PROVIDED RECORDS =

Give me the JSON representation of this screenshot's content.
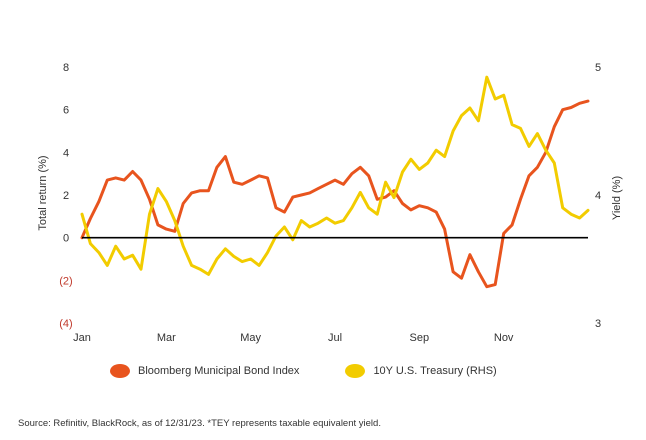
{
  "chart_data": {
    "type": "line",
    "x_labels": [
      "Jan",
      "Mar",
      "May",
      "Jul",
      "Sep",
      "Nov"
    ],
    "x_range": [
      0,
      12
    ],
    "left_axis": {
      "label": "Total return (%)",
      "range": [
        -4,
        8
      ],
      "ticks": [
        8,
        6,
        4,
        2,
        0,
        -2,
        -4
      ],
      "tick_labels": [
        "8",
        "6",
        "4",
        "2",
        "0",
        "(2)",
        "(4)"
      ]
    },
    "right_axis": {
      "label": "Yield (%)",
      "range": [
        3,
        5
      ],
      "ticks": [
        5,
        4,
        3
      ],
      "tick_labels": [
        "5",
        "4",
        "3"
      ]
    },
    "zero_line": true,
    "grid": false,
    "legend_position": "bottom",
    "series": [
      {
        "name": "Bloomberg Municipal Bond Index",
        "axis": "left",
        "color": "#e8541e",
        "x": [
          0,
          0.2,
          0.4,
          0.6,
          0.8,
          1.0,
          1.2,
          1.4,
          1.6,
          1.8,
          2.0,
          2.2,
          2.4,
          2.6,
          2.8,
          3.0,
          3.2,
          3.4,
          3.6,
          3.8,
          4.0,
          4.2,
          4.4,
          4.6,
          4.8,
          5.0,
          5.2,
          5.4,
          5.6,
          5.8,
          6.0,
          6.2,
          6.4,
          6.6,
          6.8,
          7.0,
          7.2,
          7.4,
          7.6,
          7.8,
          8.0,
          8.2,
          8.4,
          8.6,
          8.8,
          9.0,
          9.2,
          9.4,
          9.6,
          9.8,
          10.0,
          10.2,
          10.4,
          10.6,
          10.8,
          11.0,
          11.2,
          11.4,
          11.6,
          11.8,
          12.0
        ],
        "values": [
          0.0,
          0.9,
          1.7,
          2.7,
          2.8,
          2.7,
          3.1,
          2.7,
          1.8,
          0.6,
          0.4,
          0.3,
          1.6,
          2.1,
          2.2,
          2.2,
          3.3,
          3.8,
          2.6,
          2.5,
          2.7,
          2.9,
          2.8,
          1.4,
          1.2,
          1.9,
          2.0,
          2.1,
          2.3,
          2.5,
          2.7,
          2.5,
          3.0,
          3.3,
          2.9,
          1.8,
          1.9,
          2.2,
          1.6,
          1.3,
          1.5,
          1.4,
          1.2,
          0.4,
          -1.6,
          -1.9,
          -0.8,
          -1.6,
          -2.3,
          -2.2,
          0.2,
          0.6,
          1.8,
          2.9,
          3.3,
          4.0,
          5.2,
          6.0,
          6.1,
          6.3,
          6.4
        ]
      },
      {
        "name": "10Y U.S. Treasury (RHS)",
        "axis": "right",
        "color": "#f2cc00",
        "x": [
          0,
          0.2,
          0.4,
          0.6,
          0.8,
          1.0,
          1.2,
          1.4,
          1.6,
          1.8,
          2.0,
          2.2,
          2.4,
          2.6,
          2.8,
          3.0,
          3.2,
          3.4,
          3.6,
          3.8,
          4.0,
          4.2,
          4.4,
          4.6,
          4.8,
          5.0,
          5.2,
          5.4,
          5.6,
          5.8,
          6.0,
          6.2,
          6.4,
          6.6,
          6.8,
          7.0,
          7.2,
          7.4,
          7.6,
          7.8,
          8.0,
          8.2,
          8.4,
          8.6,
          8.8,
          9.0,
          9.2,
          9.4,
          9.6,
          9.8,
          10.0,
          10.2,
          10.4,
          10.6,
          10.8,
          11.0,
          11.2,
          11.4,
          11.6,
          11.8,
          12.0
        ],
        "values": [
          3.85,
          3.62,
          3.55,
          3.45,
          3.6,
          3.5,
          3.53,
          3.42,
          3.85,
          4.05,
          3.95,
          3.8,
          3.6,
          3.45,
          3.42,
          3.38,
          3.5,
          3.58,
          3.52,
          3.48,
          3.5,
          3.45,
          3.55,
          3.68,
          3.75,
          3.65,
          3.8,
          3.75,
          3.78,
          3.82,
          3.78,
          3.8,
          3.9,
          4.02,
          3.9,
          3.85,
          4.1,
          3.98,
          4.18,
          4.28,
          4.2,
          4.25,
          4.35,
          4.3,
          4.5,
          4.62,
          4.68,
          4.58,
          4.92,
          4.75,
          4.78,
          4.55,
          4.52,
          4.38,
          4.48,
          4.35,
          4.25,
          3.9,
          3.85,
          3.82,
          3.88
        ]
      }
    ]
  },
  "footer": {
    "source": "Source: Refinitiv, BlackRock, as of 12/31/23. *TEY represents taxable equivalent yield."
  }
}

THE EXERCISE = Please write out all of the material above without changing a word, and omit any pictures.

THE SOLUTION =
Give me the JSON representation of this screenshot's content.
{
  "chart_data": {
    "type": "line",
    "x_labels": [
      "Jan",
      "Mar",
      "May",
      "Jul",
      "Sep",
      "Nov"
    ],
    "x_range": [
      0,
      12
    ],
    "left_axis": {
      "label": "Total return (%)",
      "range": [
        -4,
        8
      ],
      "ticks": [
        8,
        6,
        4,
        2,
        0,
        -2,
        -4
      ],
      "tick_labels": [
        "8",
        "6",
        "4",
        "2",
        "0",
        "(2)",
        "(4)"
      ]
    },
    "right_axis": {
      "label": "Yield (%)",
      "range": [
        3,
        5
      ],
      "ticks": [
        5,
        4,
        3
      ],
      "tick_labels": [
        "5",
        "4",
        "3"
      ]
    },
    "zero_line": true,
    "grid": false,
    "legend_position": "bottom",
    "series": [
      {
        "name": "Bloomberg Municipal Bond Index",
        "axis": "left",
        "color": "#e8541e",
        "x": [
          0,
          0.2,
          0.4,
          0.6,
          0.8,
          1.0,
          1.2,
          1.4,
          1.6,
          1.8,
          2.0,
          2.2,
          2.4,
          2.6,
          2.8,
          3.0,
          3.2,
          3.4,
          3.6,
          3.8,
          4.0,
          4.2,
          4.4,
          4.6,
          4.8,
          5.0,
          5.2,
          5.4,
          5.6,
          5.8,
          6.0,
          6.2,
          6.4,
          6.6,
          6.8,
          7.0,
          7.2,
          7.4,
          7.6,
          7.8,
          8.0,
          8.2,
          8.4,
          8.6,
          8.8,
          9.0,
          9.2,
          9.4,
          9.6,
          9.8,
          10.0,
          10.2,
          10.4,
          10.6,
          10.8,
          11.0,
          11.2,
          11.4,
          11.6,
          11.8,
          12.0
        ],
        "values": [
          0.0,
          0.9,
          1.7,
          2.7,
          2.8,
          2.7,
          3.1,
          2.7,
          1.8,
          0.6,
          0.4,
          0.3,
          1.6,
          2.1,
          2.2,
          2.2,
          3.3,
          3.8,
          2.6,
          2.5,
          2.7,
          2.9,
          2.8,
          1.4,
          1.2,
          1.9,
          2.0,
          2.1,
          2.3,
          2.5,
          2.7,
          2.5,
          3.0,
          3.3,
          2.9,
          1.8,
          1.9,
          2.2,
          1.6,
          1.3,
          1.5,
          1.4,
          1.2,
          0.4,
          -1.6,
          -1.9,
          -0.8,
          -1.6,
          -2.3,
          -2.2,
          0.2,
          0.6,
          1.8,
          2.9,
          3.3,
          4.0,
          5.2,
          6.0,
          6.1,
          6.3,
          6.4
        ]
      },
      {
        "name": "10Y U.S. Treasury (RHS)",
        "axis": "right",
        "color": "#f2cc00",
        "x": [
          0,
          0.2,
          0.4,
          0.6,
          0.8,
          1.0,
          1.2,
          1.4,
          1.6,
          1.8,
          2.0,
          2.2,
          2.4,
          2.6,
          2.8,
          3.0,
          3.2,
          3.4,
          3.6,
          3.8,
          4.0,
          4.2,
          4.4,
          4.6,
          4.8,
          5.0,
          5.2,
          5.4,
          5.6,
          5.8,
          6.0,
          6.2,
          6.4,
          6.6,
          6.8,
          7.0,
          7.2,
          7.4,
          7.6,
          7.8,
          8.0,
          8.2,
          8.4,
          8.6,
          8.8,
          9.0,
          9.2,
          9.4,
          9.6,
          9.8,
          10.0,
          10.2,
          10.4,
          10.6,
          10.8,
          11.0,
          11.2,
          11.4,
          11.6,
          11.8,
          12.0
        ],
        "values": [
          3.85,
          3.62,
          3.55,
          3.45,
          3.6,
          3.5,
          3.53,
          3.42,
          3.85,
          4.05,
          3.95,
          3.8,
          3.6,
          3.45,
          3.42,
          3.38,
          3.5,
          3.58,
          3.52,
          3.48,
          3.5,
          3.45,
          3.55,
          3.68,
          3.75,
          3.65,
          3.8,
          3.75,
          3.78,
          3.82,
          3.78,
          3.8,
          3.9,
          4.02,
          3.9,
          3.85,
          4.1,
          3.98,
          4.18,
          4.28,
          4.2,
          4.25,
          4.35,
          4.3,
          4.5,
          4.62,
          4.68,
          4.58,
          4.92,
          4.75,
          4.78,
          4.55,
          4.52,
          4.38,
          4.48,
          4.35,
          4.25,
          3.9,
          3.85,
          3.82,
          3.88
        ]
      }
    ]
  },
  "footer": {
    "source": "Source: Refinitiv, BlackRock, as of 12/31/23. *TEY represents taxable equivalent yield."
  }
}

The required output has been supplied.